EXERCISE. Word for word, quote all of the material, omitting the pictures.
○ ○ ○ ○
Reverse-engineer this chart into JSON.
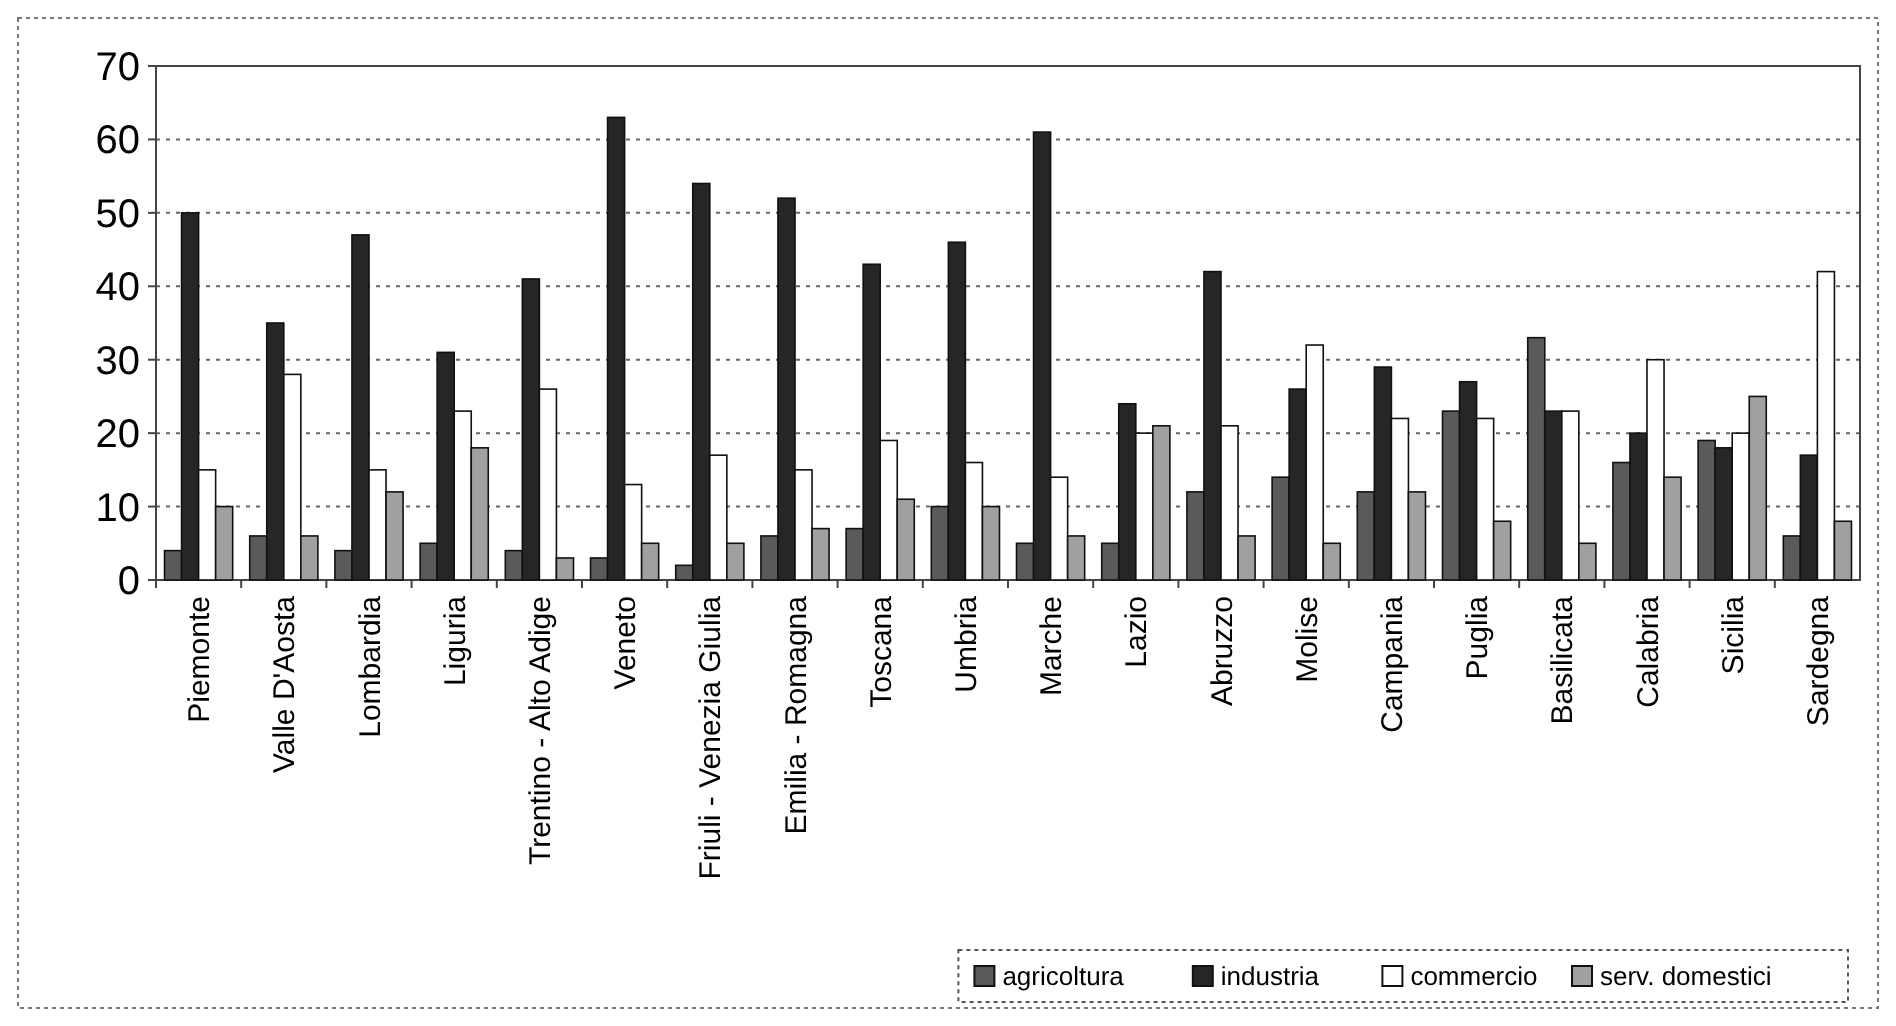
{
  "chart_data": {
    "type": "bar",
    "categories": [
      "Piemonte",
      "Valle D'Aosta",
      "Lombardia",
      "Liguria",
      "Trentino - Alto Adige",
      "Veneto",
      "Friuli - Venezia Giulia",
      "Emilia - Romagna",
      "Toscana",
      "Umbria",
      "Marche",
      "Lazio",
      "Abruzzo",
      "Molise",
      "Campania",
      "Puglia",
      "Basilicata",
      "Calabria",
      "Sicilia",
      "Sardegna"
    ],
    "series": [
      {
        "name": "agricoltura",
        "color": "#5a5a5a",
        "values": [
          4,
          6,
          4,
          5,
          4,
          3,
          2,
          6,
          7,
          10,
          5,
          5,
          12,
          14,
          12,
          23,
          33,
          16,
          19,
          6
        ]
      },
      {
        "name": "industria",
        "color": "#262626",
        "values": [
          50,
          35,
          47,
          31,
          41,
          63,
          54,
          52,
          43,
          46,
          61,
          24,
          42,
          26,
          29,
          27,
          23,
          20,
          18,
          17
        ]
      },
      {
        "name": "commercio",
        "color": "#ffffff",
        "values": [
          15,
          28,
          15,
          23,
          26,
          13,
          17,
          15,
          19,
          16,
          14,
          20,
          21,
          32,
          22,
          22,
          23,
          30,
          20,
          42
        ]
      },
      {
        "name": "serv. domestici",
        "color": "#a0a0a0",
        "values": [
          10,
          6,
          12,
          18,
          3,
          5,
          5,
          7,
          11,
          10,
          6,
          21,
          6,
          5,
          12,
          8,
          5,
          14,
          25,
          8
        ]
      }
    ],
    "ylim": [
      0,
      70
    ],
    "yticks": [
      0,
      10,
      20,
      30,
      40,
      50,
      60,
      70
    ],
    "grid": "y",
    "legend": "bottom right"
  }
}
○ ○ ○ ○
FULL ANSWER.
Reverse-engineer this chart into JSON.
{
  "chart_data": {
    "type": "bar",
    "categories": [
      "Piemonte",
      "Valle D'Aosta",
      "Lombardia",
      "Liguria",
      "Trentino - Alto Adige",
      "Veneto",
      "Friuli - Venezia Giulia",
      "Emilia - Romagna",
      "Toscana",
      "Umbria",
      "Marche",
      "Lazio",
      "Abruzzo",
      "Molise",
      "Campania",
      "Puglia",
      "Basilicata",
      "Calabria",
      "Sicilia",
      "Sardegna"
    ],
    "series": [
      {
        "name": "agricoltura",
        "color": "#5a5a5a",
        "values": [
          4,
          6,
          4,
          5,
          4,
          3,
          2,
          6,
          7,
          10,
          5,
          5,
          12,
          14,
          12,
          23,
          33,
          16,
          19,
          6
        ]
      },
      {
        "name": "industria",
        "color": "#262626",
        "values": [
          50,
          35,
          47,
          31,
          41,
          63,
          54,
          52,
          43,
          46,
          61,
          24,
          42,
          26,
          29,
          27,
          23,
          20,
          18,
          17
        ]
      },
      {
        "name": "commercio",
        "color": "#ffffff",
        "values": [
          15,
          28,
          15,
          23,
          26,
          13,
          17,
          15,
          19,
          16,
          14,
          20,
          21,
          32,
          22,
          22,
          23,
          30,
          20,
          42
        ]
      },
      {
        "name": "serv. domestici",
        "color": "#a0a0a0",
        "values": [
          10,
          6,
          12,
          18,
          3,
          5,
          5,
          7,
          11,
          10,
          6,
          21,
          6,
          5,
          12,
          8,
          5,
          14,
          25,
          8
        ]
      }
    ],
    "ylim": [
      0,
      70
    ],
    "yticks": [
      0,
      10,
      20,
      30,
      40,
      50,
      60,
      70
    ],
    "grid": "y",
    "legend": "bottom right"
  }
}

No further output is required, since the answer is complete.